_The exercise_. Find every line in the records below that holds the word "glyph", and copy it out.

— start —

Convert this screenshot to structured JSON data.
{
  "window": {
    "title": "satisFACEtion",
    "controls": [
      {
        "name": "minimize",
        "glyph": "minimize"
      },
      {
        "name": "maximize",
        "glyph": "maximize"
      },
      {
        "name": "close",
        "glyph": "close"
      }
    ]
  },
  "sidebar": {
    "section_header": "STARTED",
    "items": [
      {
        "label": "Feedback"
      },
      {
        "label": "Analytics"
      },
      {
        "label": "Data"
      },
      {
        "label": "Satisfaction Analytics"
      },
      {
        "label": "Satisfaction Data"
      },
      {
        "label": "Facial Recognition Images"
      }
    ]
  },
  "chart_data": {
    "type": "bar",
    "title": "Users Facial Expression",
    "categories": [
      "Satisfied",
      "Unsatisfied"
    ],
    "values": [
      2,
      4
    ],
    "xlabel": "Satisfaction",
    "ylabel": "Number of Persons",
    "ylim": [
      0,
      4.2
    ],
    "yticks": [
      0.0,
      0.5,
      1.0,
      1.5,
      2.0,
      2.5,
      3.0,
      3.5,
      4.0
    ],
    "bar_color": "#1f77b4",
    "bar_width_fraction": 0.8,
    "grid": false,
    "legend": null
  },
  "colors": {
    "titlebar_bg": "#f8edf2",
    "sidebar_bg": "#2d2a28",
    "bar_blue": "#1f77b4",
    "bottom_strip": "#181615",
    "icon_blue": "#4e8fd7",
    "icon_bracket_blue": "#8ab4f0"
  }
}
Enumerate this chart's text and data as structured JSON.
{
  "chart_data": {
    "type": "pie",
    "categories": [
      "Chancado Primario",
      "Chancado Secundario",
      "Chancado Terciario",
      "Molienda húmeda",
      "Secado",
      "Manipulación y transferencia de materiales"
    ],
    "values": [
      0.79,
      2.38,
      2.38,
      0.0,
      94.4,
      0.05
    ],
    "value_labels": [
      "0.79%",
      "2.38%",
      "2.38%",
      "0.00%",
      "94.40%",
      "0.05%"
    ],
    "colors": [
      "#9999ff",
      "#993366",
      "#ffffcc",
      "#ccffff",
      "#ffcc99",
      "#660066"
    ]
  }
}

— end —

_Result of the task_.
        "glyph": "minimize"
        "glyph": "maximize"
        "glyph": "close"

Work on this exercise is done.